--- Information given ---
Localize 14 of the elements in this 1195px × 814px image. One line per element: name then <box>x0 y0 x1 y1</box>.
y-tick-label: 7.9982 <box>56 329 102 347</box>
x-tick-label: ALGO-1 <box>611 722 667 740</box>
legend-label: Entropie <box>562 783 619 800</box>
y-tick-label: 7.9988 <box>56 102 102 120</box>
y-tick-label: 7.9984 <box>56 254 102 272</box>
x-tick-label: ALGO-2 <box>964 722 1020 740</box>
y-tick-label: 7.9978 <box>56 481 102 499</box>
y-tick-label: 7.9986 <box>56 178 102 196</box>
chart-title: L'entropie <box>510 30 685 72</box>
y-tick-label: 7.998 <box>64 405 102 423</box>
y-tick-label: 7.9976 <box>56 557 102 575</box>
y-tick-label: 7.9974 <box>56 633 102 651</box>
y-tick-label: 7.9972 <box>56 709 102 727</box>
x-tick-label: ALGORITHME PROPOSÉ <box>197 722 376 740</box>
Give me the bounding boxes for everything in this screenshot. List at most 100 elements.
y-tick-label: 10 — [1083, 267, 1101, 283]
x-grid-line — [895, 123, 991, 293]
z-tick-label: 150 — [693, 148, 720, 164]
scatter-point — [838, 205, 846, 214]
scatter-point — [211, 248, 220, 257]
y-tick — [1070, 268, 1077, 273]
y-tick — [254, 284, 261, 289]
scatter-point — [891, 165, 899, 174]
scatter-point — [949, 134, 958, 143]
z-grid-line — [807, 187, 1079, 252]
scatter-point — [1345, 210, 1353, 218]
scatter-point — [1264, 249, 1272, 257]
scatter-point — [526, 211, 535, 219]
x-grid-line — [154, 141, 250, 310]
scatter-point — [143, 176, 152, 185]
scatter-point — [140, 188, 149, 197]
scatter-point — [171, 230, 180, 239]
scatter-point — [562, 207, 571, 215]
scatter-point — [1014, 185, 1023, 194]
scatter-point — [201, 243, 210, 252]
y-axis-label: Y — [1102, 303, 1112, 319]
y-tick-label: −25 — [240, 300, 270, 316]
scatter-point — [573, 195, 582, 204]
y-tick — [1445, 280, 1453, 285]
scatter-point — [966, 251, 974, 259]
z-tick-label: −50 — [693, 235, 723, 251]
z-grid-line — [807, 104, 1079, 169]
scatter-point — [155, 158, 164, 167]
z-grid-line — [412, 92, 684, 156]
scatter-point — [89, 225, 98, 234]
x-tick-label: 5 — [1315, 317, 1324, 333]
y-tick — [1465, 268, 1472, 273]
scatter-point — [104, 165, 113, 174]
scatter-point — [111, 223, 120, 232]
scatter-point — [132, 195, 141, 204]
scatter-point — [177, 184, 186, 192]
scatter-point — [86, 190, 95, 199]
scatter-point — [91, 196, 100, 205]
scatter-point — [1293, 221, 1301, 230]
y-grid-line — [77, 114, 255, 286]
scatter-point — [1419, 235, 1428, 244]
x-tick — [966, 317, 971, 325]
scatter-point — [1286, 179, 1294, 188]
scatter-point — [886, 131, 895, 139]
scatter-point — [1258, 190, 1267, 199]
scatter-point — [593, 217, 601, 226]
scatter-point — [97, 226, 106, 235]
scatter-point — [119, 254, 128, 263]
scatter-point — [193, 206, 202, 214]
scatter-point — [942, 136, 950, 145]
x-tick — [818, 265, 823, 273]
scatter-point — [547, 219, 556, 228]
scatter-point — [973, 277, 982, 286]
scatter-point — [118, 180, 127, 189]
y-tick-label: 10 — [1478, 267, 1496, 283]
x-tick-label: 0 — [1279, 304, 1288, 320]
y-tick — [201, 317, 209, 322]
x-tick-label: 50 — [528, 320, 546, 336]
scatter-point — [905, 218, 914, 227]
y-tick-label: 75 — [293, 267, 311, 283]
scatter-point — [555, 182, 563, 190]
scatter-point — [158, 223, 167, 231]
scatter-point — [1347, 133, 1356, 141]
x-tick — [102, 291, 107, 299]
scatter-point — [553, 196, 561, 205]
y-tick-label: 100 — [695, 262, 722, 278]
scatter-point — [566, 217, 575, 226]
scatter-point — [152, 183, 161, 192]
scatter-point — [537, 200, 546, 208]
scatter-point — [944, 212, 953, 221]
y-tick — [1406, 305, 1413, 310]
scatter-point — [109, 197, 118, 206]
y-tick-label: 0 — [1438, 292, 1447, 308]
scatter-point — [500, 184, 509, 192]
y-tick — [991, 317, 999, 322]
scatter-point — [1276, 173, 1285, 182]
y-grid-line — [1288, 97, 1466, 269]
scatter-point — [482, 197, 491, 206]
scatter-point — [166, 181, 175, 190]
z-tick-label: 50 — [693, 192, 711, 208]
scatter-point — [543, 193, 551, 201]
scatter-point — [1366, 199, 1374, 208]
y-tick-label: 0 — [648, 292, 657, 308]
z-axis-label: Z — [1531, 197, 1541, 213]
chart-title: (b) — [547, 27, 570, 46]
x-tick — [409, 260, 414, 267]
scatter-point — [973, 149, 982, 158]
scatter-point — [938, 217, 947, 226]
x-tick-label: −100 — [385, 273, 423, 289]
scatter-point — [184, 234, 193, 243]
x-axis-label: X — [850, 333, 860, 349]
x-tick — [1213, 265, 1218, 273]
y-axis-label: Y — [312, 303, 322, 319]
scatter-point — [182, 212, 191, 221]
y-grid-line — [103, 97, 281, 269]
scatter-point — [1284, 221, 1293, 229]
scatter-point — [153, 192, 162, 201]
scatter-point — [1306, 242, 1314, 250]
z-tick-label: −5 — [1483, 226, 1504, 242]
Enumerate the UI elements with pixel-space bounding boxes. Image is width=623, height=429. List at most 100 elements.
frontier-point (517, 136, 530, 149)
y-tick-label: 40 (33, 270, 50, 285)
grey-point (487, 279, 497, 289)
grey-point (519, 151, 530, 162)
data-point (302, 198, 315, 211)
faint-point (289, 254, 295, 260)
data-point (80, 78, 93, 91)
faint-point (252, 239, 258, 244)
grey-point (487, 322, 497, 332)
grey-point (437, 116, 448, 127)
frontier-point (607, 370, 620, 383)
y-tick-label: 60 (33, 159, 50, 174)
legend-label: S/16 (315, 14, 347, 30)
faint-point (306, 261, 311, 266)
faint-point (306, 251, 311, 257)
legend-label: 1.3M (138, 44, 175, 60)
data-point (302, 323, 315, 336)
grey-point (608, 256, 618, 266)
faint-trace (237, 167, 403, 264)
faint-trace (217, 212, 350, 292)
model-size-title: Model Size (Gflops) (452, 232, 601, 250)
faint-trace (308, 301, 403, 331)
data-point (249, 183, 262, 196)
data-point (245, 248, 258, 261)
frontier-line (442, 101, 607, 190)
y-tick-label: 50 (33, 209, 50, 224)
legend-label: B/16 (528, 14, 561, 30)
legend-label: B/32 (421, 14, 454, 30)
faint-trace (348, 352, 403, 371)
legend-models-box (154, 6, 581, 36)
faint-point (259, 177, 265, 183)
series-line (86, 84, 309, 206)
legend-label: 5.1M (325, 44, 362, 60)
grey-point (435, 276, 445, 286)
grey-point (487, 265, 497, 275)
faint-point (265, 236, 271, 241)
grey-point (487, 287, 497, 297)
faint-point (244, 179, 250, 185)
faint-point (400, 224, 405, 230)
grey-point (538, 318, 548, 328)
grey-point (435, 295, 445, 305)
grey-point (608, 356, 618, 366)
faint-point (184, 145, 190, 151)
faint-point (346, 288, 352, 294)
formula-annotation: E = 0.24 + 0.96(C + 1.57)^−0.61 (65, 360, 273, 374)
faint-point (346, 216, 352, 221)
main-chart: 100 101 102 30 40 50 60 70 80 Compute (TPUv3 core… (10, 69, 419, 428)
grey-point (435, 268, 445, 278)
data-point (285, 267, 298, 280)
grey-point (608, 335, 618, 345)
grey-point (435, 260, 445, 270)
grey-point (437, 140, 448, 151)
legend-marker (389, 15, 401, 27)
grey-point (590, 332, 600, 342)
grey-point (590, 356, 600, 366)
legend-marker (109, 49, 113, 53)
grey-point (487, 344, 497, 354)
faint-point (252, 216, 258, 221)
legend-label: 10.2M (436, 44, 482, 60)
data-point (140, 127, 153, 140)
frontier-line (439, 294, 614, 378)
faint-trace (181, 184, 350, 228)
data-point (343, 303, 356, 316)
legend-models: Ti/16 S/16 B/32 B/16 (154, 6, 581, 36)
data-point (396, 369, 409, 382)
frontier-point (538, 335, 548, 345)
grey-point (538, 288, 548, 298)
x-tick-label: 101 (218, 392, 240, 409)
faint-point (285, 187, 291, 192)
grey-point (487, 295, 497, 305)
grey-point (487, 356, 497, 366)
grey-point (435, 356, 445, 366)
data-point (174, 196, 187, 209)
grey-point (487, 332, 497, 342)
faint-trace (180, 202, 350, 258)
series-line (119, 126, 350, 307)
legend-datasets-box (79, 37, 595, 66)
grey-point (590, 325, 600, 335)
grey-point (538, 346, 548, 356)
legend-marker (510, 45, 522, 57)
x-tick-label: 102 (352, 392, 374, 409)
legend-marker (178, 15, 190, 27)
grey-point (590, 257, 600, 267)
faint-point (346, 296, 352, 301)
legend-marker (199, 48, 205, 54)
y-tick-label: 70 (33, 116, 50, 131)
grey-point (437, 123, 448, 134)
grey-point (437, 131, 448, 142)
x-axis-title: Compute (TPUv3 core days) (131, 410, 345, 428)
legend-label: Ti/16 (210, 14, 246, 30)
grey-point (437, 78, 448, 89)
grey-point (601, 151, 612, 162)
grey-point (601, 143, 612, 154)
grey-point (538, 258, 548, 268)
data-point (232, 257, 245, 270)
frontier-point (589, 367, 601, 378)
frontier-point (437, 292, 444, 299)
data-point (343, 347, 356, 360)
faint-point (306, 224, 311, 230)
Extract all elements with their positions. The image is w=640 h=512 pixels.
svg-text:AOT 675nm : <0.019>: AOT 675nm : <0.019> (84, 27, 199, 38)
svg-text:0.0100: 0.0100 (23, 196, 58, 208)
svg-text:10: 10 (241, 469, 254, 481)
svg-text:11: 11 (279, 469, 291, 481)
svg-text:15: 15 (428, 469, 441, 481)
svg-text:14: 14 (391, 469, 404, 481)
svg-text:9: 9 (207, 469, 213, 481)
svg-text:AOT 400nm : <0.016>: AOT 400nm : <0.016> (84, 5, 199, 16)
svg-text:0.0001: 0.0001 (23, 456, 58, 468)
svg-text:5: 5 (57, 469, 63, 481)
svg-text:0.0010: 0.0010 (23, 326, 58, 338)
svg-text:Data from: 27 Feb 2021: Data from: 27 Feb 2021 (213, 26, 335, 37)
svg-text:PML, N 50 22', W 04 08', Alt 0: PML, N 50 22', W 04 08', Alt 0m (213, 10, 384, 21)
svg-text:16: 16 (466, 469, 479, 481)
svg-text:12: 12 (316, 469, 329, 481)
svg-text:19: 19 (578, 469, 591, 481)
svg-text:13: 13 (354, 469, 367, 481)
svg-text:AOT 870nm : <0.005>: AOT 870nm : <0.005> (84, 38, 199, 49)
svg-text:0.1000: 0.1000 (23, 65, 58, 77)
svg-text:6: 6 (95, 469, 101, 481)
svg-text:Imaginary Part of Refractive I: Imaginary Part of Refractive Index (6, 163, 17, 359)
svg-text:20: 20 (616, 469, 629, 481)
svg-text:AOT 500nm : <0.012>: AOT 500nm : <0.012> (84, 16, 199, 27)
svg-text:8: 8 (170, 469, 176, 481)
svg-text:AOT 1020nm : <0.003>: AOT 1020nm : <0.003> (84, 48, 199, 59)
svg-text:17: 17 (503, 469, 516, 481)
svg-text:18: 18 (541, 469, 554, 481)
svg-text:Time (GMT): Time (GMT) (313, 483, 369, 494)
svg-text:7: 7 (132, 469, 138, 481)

--- What needs to be done ---
Starting at the beginning of the rows and ending at the line that contains "y-tick-label: 7.9978 <box>56", put each line into a numbered list, including both of those lines and leaving out any blank ones.

--- Solution for this task ---
1. Localize 14 of the elements in this 1195px × 814px image. One line per element: name then <box>x0 y0 x1 y1</box>.
2. y-tick-label: 7.9982 <box>56 329 102 347</box>
3. x-tick-label: ALGO-1 <box>611 722 667 740</box>
4. legend-label: Entropie <box>562 783 619 800</box>
5. y-tick-label: 7.9988 <box>56 102 102 120</box>
6. y-tick-label: 7.9984 <box>56 254 102 272</box>
7. x-tick-label: ALGO-2 <box>964 722 1020 740</box>
8. y-tick-label: 7.9978 <box>56 481 102 499</box>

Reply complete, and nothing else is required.